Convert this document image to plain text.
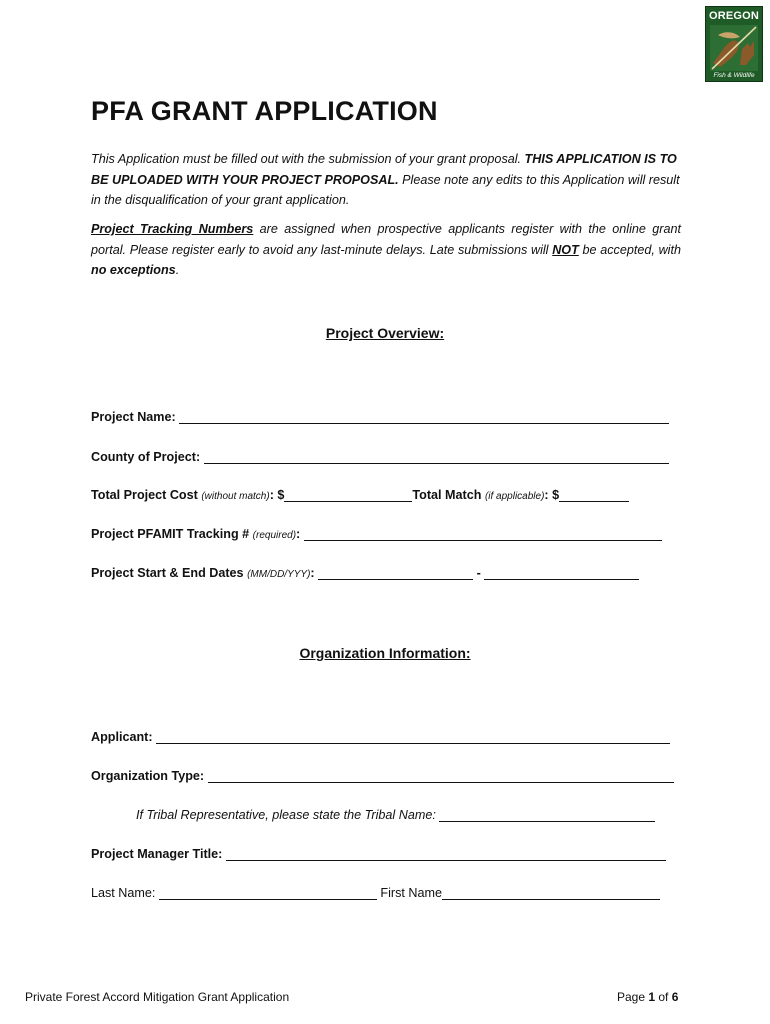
OREGON
Fish & Wildlife
PFA GRANT APPLICATION
This Application must be filled out with the submission of your grant proposal. THIS APPLICATION IS TO BE UPLOADED WITH YOUR PROJECT PROPOSAL. Please note any edits to this Application will result in the disqualification of your grant application.
Project Tracking Numbers are assigned when prospective applicants register with the online grant portal. Please register early to avoid any last-minute delays. Late submissions will NOT be accepted, with no exceptions.
Project Overview:
Project Name:
County of Project:
Total Project Cost (without match): $	Total Match (if applicable): $
Project PFAMIT Tracking # (required):
Project Start & End Dates (MM/DD/YYY):	-
Organization Information:
Applicant:
Organization Type:
If Tribal Representative, please state the Tribal Name:
Project Manager Title:
Last Name:	First Name
Private Forest Accord Mitigation Grant Application	Page 1 of 6
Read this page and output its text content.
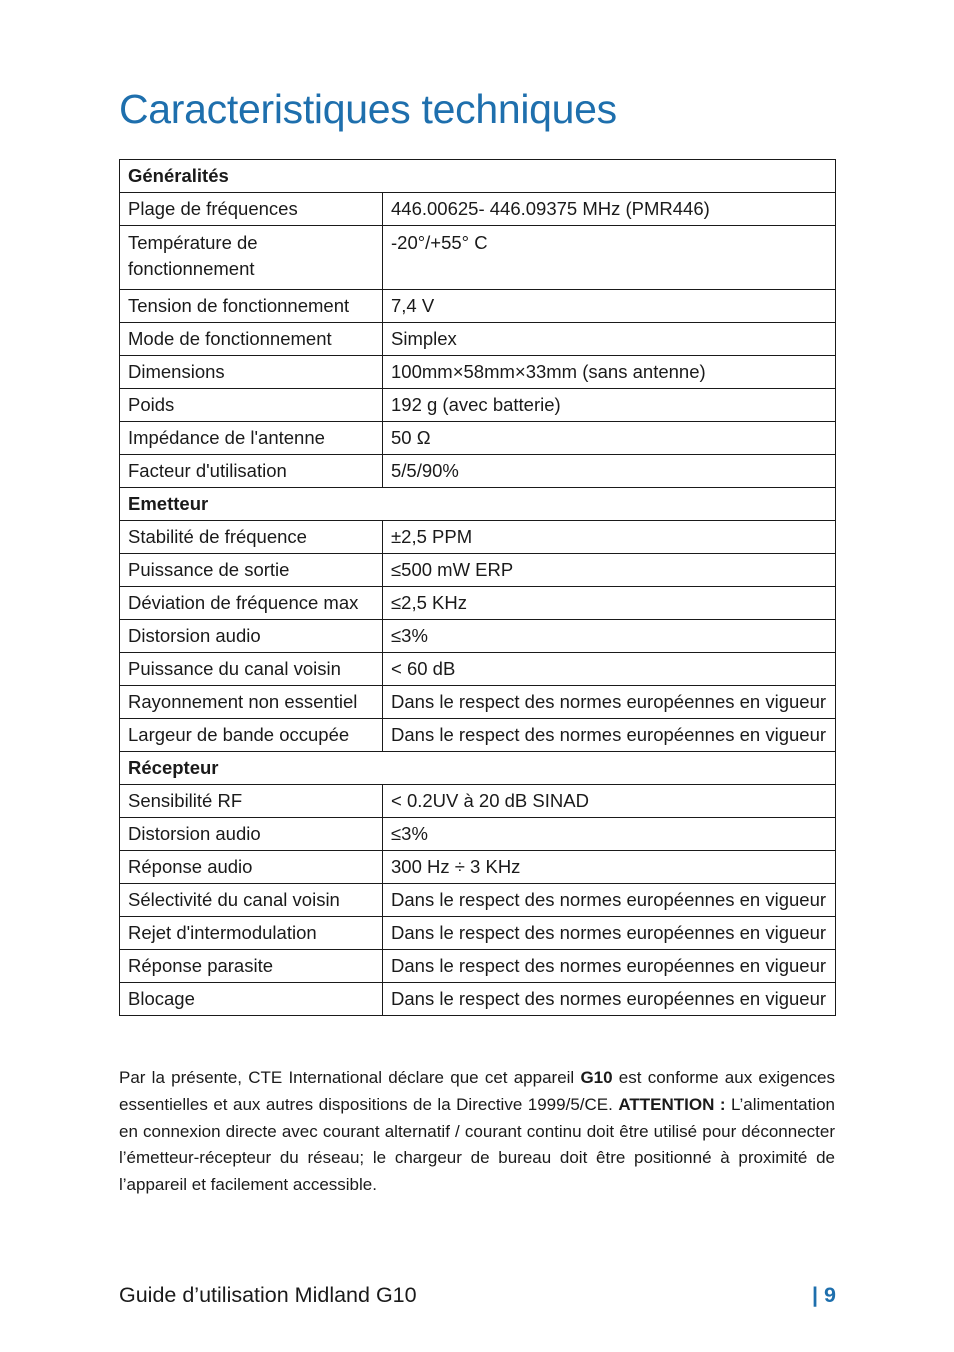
Caracteristiques techniques
Généralités	
Plage de fréquences	446.00625- 446.09375 MHz (PMR446)
Température de fonctionnement	-20°/+55° C
Tension de fonctionnement	7,4 V
Mode de fonctionnement	Simplex
Dimensions	100mm×58mm×33mm (sans antenne)
Poids	192 g (avec batterie)
Impédance de l'antenne	50 Ω
Facteur d'utilisation	5/5/90%
Emetteur	
Stabilité de fréquence	±2,5 PPM
Puissance de sortie	≤500 mW ERP
Déviation de fréquence max	≤2,5 KHz
Distorsion audio	≤3%
Puissance du canal voisin	< 60 dB
Rayonnement non essentiel	Dans le respect des normes européennes en vigueur
Largeur de bande occupée	Dans le respect des normes européennes en vigueur
Récepteur	
Sensibilité RF	< 0.2UV à 20 dB SINAD
Distorsion audio	≤3%
Réponse audio	300 Hz ÷ 3 KHz
Sélectivité du canal voisin	Dans le respect des normes européennes en vigueur
Rejet d'intermodulation	Dans le respect des normes européennes en vigueur
Réponse parasite	Dans le respect des normes européennes en vigueur
Blocage	Dans le respect des normes européennes en vigueur

Par la présente, CTE International déclare que cet appareil G10 est conforme aux exigences essentielles et aux autres dispositions de la Directive 1999/5/CE. ATTENTION : L’alimentation en connexion directe avec courant alternatif / courant continu doit être utilisé pour déconnecter l’émetteur-récepteur du réseau; le chargeur de bureau doit être positionné à proximité de l’appareil et facilement accessible.

Guide d’utilisation Midland G10	| 9
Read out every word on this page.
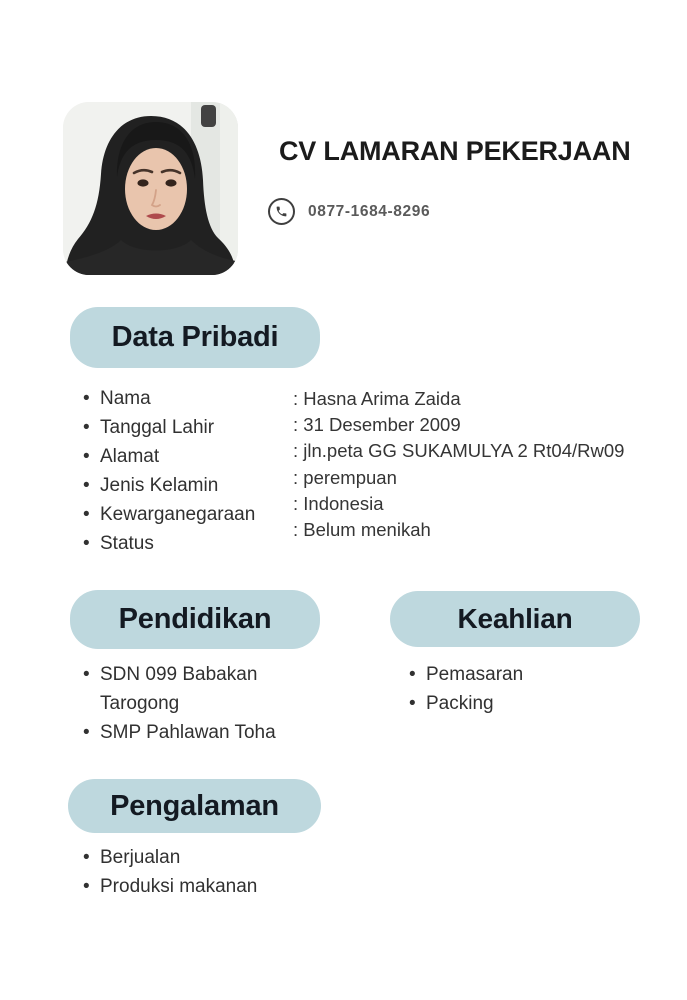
CV LAMARAN PEKERJAAN
0877-1684-8296
Data Pribadi
• Nama
• Tanggal Lahir
• Alamat
• Jenis Kelamin
• Kewarganegaraan
• Status
: Hasna Arima Zaida
: 31 Desember 2009
: jln.peta GG SUKAMULYA 2 Rt04/Rw09
: perempuan
: Indonesia
: Belum menikah
Pendidikan
• SDN 099 Babakan Tarogong
• SMP Pahlawan Toha
Keahlian
• Pemasaran
• Packing
Pengalaman
• Berjualan
• Produksi makanan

□ □ □ □ □ □ □

Short problem
Gather all lines from the listing above in which "Tracking" occurs.

Finished answer
Project Tracking Numbers are assigned when prospective applicants register with the online grant portal. Please register early to avoid any last-minute delays. Late submissions will NOT be accepted, with no exceptions.
Project PFAMIT Tracking # (required):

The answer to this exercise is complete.